Layout annotation data

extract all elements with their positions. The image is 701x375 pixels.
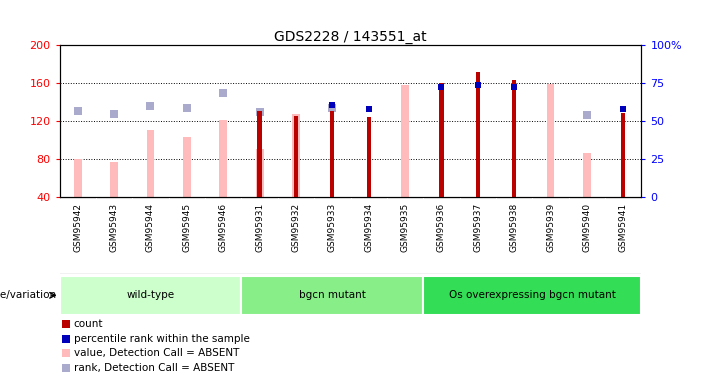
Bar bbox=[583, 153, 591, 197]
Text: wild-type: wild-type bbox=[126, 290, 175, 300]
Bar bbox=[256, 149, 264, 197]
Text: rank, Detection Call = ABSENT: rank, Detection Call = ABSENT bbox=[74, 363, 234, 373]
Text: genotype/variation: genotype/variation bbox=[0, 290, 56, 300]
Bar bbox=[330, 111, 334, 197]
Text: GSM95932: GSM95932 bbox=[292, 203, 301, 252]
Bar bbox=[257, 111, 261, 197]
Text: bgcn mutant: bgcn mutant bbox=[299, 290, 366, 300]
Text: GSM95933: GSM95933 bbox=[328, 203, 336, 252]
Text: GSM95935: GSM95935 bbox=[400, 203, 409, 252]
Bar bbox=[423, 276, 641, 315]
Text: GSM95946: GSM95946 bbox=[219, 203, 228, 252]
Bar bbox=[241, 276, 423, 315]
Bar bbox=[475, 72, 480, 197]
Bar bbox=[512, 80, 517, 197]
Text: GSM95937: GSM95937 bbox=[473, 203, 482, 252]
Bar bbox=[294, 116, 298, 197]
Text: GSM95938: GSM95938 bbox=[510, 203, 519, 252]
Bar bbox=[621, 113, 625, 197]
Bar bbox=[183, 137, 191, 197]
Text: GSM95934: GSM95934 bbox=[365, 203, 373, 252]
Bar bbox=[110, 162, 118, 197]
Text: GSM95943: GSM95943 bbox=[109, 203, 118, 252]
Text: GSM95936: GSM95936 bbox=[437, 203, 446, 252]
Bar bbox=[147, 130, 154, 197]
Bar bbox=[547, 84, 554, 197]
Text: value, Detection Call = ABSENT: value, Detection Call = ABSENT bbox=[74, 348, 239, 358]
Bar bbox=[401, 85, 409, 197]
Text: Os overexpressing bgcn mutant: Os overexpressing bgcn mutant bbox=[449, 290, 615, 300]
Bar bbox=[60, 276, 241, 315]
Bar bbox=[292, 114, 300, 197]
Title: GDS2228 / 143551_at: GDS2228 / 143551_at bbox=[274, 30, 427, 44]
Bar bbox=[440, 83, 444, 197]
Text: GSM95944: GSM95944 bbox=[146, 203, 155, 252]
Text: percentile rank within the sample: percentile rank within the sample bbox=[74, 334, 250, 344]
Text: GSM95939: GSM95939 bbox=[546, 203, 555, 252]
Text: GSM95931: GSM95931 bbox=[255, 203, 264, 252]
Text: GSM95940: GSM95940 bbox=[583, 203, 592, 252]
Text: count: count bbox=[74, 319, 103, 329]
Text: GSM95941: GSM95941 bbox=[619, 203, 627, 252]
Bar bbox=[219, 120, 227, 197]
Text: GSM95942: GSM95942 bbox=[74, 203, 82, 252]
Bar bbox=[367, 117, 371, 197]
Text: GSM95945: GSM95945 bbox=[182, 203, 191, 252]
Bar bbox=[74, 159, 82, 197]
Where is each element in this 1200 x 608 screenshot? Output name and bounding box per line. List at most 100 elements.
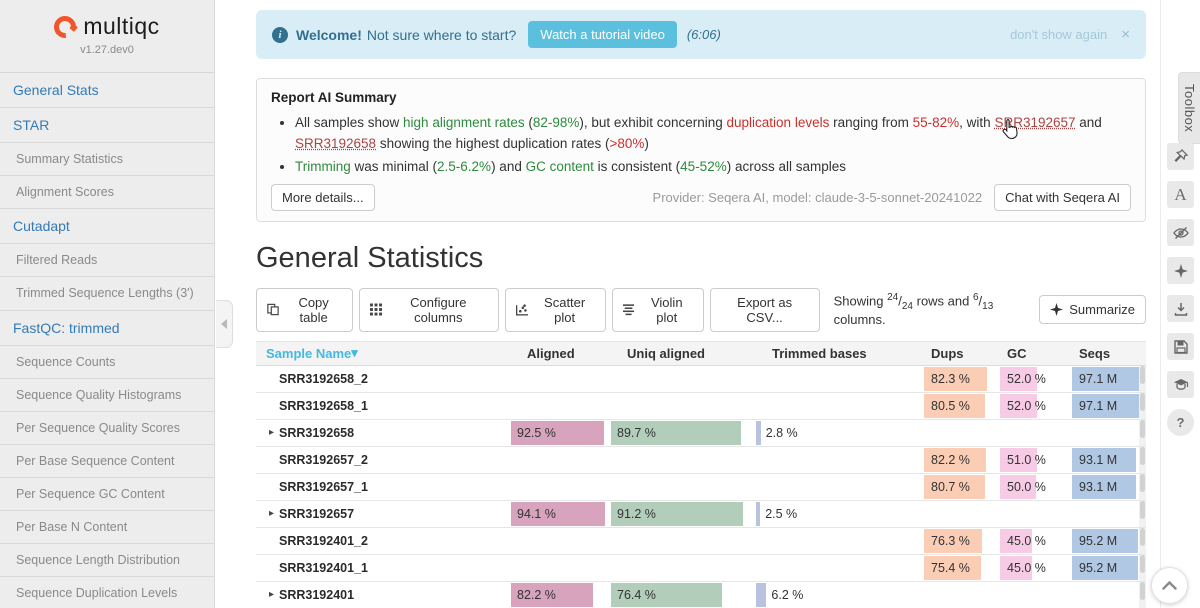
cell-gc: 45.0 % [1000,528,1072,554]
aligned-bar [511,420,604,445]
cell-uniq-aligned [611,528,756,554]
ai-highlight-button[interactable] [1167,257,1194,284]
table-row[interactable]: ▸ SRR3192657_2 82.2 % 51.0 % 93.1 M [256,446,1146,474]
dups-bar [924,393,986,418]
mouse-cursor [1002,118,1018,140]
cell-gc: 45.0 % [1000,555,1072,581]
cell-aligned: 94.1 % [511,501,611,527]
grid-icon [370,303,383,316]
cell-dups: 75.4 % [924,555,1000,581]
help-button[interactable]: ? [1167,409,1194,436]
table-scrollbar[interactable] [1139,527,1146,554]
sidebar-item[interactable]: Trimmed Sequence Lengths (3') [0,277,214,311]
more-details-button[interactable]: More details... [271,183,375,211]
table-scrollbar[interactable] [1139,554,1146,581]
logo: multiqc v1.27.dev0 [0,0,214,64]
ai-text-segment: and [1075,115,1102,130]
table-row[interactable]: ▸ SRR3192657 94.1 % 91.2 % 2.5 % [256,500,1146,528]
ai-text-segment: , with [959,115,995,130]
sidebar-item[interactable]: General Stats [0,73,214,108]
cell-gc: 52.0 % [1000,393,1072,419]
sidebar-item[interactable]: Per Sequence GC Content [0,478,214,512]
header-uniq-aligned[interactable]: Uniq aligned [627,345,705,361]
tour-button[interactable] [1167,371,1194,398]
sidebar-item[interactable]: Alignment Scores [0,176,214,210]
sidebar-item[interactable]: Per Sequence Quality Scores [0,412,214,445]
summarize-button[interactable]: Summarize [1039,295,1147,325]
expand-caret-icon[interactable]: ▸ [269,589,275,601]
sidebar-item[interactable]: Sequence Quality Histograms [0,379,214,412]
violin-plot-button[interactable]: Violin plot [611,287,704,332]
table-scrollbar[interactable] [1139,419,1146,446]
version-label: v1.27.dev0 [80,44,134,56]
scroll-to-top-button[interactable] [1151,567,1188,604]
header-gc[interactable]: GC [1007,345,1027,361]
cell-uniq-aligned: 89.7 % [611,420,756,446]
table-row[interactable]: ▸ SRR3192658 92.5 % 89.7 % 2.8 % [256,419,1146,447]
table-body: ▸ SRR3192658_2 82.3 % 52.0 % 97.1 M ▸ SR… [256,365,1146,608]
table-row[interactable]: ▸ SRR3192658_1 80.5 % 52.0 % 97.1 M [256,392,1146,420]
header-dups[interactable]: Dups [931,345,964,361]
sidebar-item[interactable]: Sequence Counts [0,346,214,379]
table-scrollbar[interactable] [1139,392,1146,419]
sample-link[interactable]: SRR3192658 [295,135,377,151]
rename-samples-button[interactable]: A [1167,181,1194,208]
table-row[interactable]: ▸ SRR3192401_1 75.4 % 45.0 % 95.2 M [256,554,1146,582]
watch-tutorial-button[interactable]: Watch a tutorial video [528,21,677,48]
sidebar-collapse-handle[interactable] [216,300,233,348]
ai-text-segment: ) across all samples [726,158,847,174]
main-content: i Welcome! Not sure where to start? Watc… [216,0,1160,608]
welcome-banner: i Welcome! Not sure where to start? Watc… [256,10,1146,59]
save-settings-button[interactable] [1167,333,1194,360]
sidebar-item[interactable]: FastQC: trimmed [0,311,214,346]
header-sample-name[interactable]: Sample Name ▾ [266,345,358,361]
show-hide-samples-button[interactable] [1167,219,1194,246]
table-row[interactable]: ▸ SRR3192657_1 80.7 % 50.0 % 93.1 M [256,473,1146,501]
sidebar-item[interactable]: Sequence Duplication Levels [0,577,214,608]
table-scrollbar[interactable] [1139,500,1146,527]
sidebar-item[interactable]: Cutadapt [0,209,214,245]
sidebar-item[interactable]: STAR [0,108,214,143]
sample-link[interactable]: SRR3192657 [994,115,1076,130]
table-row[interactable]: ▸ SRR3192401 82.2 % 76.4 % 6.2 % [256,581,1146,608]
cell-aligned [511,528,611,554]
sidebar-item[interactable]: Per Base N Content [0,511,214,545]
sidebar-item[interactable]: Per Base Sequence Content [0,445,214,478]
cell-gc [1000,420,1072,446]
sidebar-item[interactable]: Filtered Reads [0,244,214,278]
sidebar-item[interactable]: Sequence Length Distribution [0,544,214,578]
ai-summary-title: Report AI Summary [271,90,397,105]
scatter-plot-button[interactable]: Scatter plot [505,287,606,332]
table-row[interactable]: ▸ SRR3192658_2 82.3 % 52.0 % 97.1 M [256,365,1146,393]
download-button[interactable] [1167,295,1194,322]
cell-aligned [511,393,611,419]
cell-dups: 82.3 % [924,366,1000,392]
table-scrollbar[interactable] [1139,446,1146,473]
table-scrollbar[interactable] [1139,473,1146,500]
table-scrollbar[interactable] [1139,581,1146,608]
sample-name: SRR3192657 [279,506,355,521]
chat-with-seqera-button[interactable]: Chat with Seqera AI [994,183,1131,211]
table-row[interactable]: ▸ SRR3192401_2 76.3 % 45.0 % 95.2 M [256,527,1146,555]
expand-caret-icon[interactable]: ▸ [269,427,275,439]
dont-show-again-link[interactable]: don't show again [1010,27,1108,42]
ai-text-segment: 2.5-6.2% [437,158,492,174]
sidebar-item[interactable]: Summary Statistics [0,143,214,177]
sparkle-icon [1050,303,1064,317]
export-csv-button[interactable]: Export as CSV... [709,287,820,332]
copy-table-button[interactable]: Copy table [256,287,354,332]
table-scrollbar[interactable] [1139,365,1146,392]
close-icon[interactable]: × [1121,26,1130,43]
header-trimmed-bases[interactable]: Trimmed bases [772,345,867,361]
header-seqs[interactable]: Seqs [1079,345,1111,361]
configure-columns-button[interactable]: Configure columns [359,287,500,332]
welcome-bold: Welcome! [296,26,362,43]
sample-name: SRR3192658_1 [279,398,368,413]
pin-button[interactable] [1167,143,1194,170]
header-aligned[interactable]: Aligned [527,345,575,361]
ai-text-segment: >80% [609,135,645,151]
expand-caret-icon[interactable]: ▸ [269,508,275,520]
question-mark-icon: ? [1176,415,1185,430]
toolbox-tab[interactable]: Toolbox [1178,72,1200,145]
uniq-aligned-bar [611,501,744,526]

**To do:**
Can you give back everything from the row containing "Bar bbox=[583, 153, 591, 197]" down to the row containing "Bar bbox=[147, 130, 154, 197]", replacing "wild-type" with "control" and leaving the rest unchanged?

**Full response:**
Bar bbox=[583, 153, 591, 197]
Text: control: control bbox=[126, 290, 175, 300]
Bar bbox=[256, 149, 264, 197]
Text: rank, Detection Call = ABSENT: rank, Detection Call = ABSENT bbox=[74, 363, 234, 373]
Text: genotype/variation: genotype/variation bbox=[0, 290, 56, 300]
Bar bbox=[330, 111, 334, 197]
Text: GSM95932: GSM95932 bbox=[292, 203, 301, 252]
Bar bbox=[257, 111, 261, 197]
Text: bgcn mutant: bgcn mutant bbox=[299, 290, 366, 300]
Text: GSM95933: GSM95933 bbox=[328, 203, 336, 252]
Text: GSM95935: GSM95935 bbox=[400, 203, 409, 252]
Bar bbox=[423, 276, 641, 315]
Text: GSM95946: GSM95946 bbox=[219, 203, 228, 252]
Bar bbox=[241, 276, 423, 315]
Bar bbox=[475, 72, 480, 197]
Bar bbox=[512, 80, 517, 197]
Text: GSM95937: GSM95937 bbox=[473, 203, 482, 252]
Bar bbox=[294, 116, 298, 197]
Text: GSM95938: GSM95938 bbox=[510, 203, 519, 252]
Bar bbox=[621, 113, 625, 197]
Bar bbox=[183, 137, 191, 197]
Text: GSM95934: GSM95934 bbox=[365, 203, 373, 252]
Bar bbox=[110, 162, 118, 197]
Text: GSM95943: GSM95943 bbox=[109, 203, 118, 252]
Text: GSM95936: GSM95936 bbox=[437, 203, 446, 252]
Bar bbox=[147, 130, 154, 197]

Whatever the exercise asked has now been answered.